• _Set problem_:
Every entry must be duplicated precisely as written.

• _Dataset extract_:

▼

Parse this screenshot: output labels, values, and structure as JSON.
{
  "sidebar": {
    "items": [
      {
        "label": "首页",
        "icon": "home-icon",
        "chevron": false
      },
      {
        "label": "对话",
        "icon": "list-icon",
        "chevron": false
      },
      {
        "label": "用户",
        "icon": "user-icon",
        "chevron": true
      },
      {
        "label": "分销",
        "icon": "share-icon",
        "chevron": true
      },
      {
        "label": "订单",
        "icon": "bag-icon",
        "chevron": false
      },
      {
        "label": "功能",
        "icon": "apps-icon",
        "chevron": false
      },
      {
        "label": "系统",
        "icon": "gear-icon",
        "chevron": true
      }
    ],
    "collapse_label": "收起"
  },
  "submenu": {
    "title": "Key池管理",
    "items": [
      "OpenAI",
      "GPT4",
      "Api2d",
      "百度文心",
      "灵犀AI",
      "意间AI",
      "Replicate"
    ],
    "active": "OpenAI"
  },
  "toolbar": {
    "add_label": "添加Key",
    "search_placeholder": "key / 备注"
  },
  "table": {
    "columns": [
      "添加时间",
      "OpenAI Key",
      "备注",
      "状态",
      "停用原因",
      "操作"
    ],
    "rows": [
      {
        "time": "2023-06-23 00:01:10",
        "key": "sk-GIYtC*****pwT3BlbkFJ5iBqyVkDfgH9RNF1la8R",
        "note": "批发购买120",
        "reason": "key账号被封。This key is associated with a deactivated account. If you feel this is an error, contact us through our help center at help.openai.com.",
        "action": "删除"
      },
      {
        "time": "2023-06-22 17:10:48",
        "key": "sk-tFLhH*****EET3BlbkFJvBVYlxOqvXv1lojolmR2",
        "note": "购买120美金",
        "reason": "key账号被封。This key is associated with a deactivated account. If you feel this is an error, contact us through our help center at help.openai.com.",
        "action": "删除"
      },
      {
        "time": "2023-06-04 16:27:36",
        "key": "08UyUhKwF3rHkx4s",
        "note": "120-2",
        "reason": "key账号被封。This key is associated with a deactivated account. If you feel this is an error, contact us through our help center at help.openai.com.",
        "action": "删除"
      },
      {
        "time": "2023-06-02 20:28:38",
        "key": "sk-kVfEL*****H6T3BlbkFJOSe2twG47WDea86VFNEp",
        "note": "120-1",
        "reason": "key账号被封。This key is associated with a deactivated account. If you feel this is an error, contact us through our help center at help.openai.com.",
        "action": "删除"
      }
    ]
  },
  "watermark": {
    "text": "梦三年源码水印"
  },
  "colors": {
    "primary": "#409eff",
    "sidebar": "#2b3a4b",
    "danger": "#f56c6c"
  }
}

▲

• _Result below_:
Parse this screenshot: output labels, values, and structure as JSON.
{
  "sidebar": {
    "items": [
      {
        "label": "首页",
        "icon": "home-icon",
        "chevron": false
      },
      {
        "label": "对话",
        "icon": "list-icon",
        "chevron": false
      },
      {
        "label": "用户",
        "icon": "user-icon",
        "chevron": true
      },
      {
        "label": "分销",
        "icon": "share-icon",
        "chevron": true
      },
      {
        "label": "订单",
        "icon": "bag-icon",
        "chevron": false
      },
      {
        "label": "功能",
        "icon": "apps-icon",
        "chevron": false
      },
      {
        "label": "系统",
        "icon": "gear-icon",
        "chevron": true
      }
    ],
    "collapse_label": "收起"
  },
  "submenu": {
    "title": "Key池管理",
    "items": [
      "OpenAI",
      "GPT4",
      "Api2d",
      "百度文心",
      "灵犀AI",
      "意间AI",
      "Replicate"
    ],
    "active": "OpenAI"
  },
  "toolbar": {
    "add_label": "添加Key",
    "search_placeholder": "key / 备注"
  },
  "table": {
    "columns": [
      "添加时间",
      "OpenAI Key",
      "备注",
      "状态",
      "停用原因",
      "操作"
    ],
    "rows": [
      {
        "time": "2023-06-23 00:01:10",
        "key": "sk-GIYtC*****pwT3BlbkFJ5iBqyVkDfgH9RNF1la8R",
        "note": "批发购买120",
        "reason": "key账号被封。This key is associated with a deactivated account. If you feel this is an error, contact us through our help center at help.openai.com.",
        "action": "删除"
      },
      {
        "time": "2023-06-22 17:10:48",
        "key": "sk-tFLhH*****EET3BlbkFJvBVYlxOqvXv1lojolmR2",
        "note": "购买120美金",
        "reason": "key账号被封。This key is associated with a deactivated account. If you feel this is an error, contact us through our help center at help.openai.com.",
        "action": "删除"
      },
      {
        "time": "2023-06-04 16:27:36",
        "key": "08UyUhKwF3rHkx4s",
        "note": "120-2",
        "reason": "key账号被封。This key is associated with a deactivated account. If you feel this is an error, contact us through our help center at help.openai.com.",
        "action": "删除"
      },
      {
        "time": "2023-06-02 20:28:38",
        "key": "sk-kVfEL*****H6T3BlbkFJOSe2twG47WDea86VFNEp",
        "note": "120-1",
        "reason": "key账号被封。This key is associated with a deactivated account. If you feel this is an error, contact us through our help center at help.openai.com.",
        "action": "删除"
      }
    ]
  },
  "watermark": {
    "text": "梦三年源码水印"
  },
  "colors": {
    "primary": "#409eff",
    "sidebar": "#2b3a4b",
    "danger": "#f56c6c"
  }
}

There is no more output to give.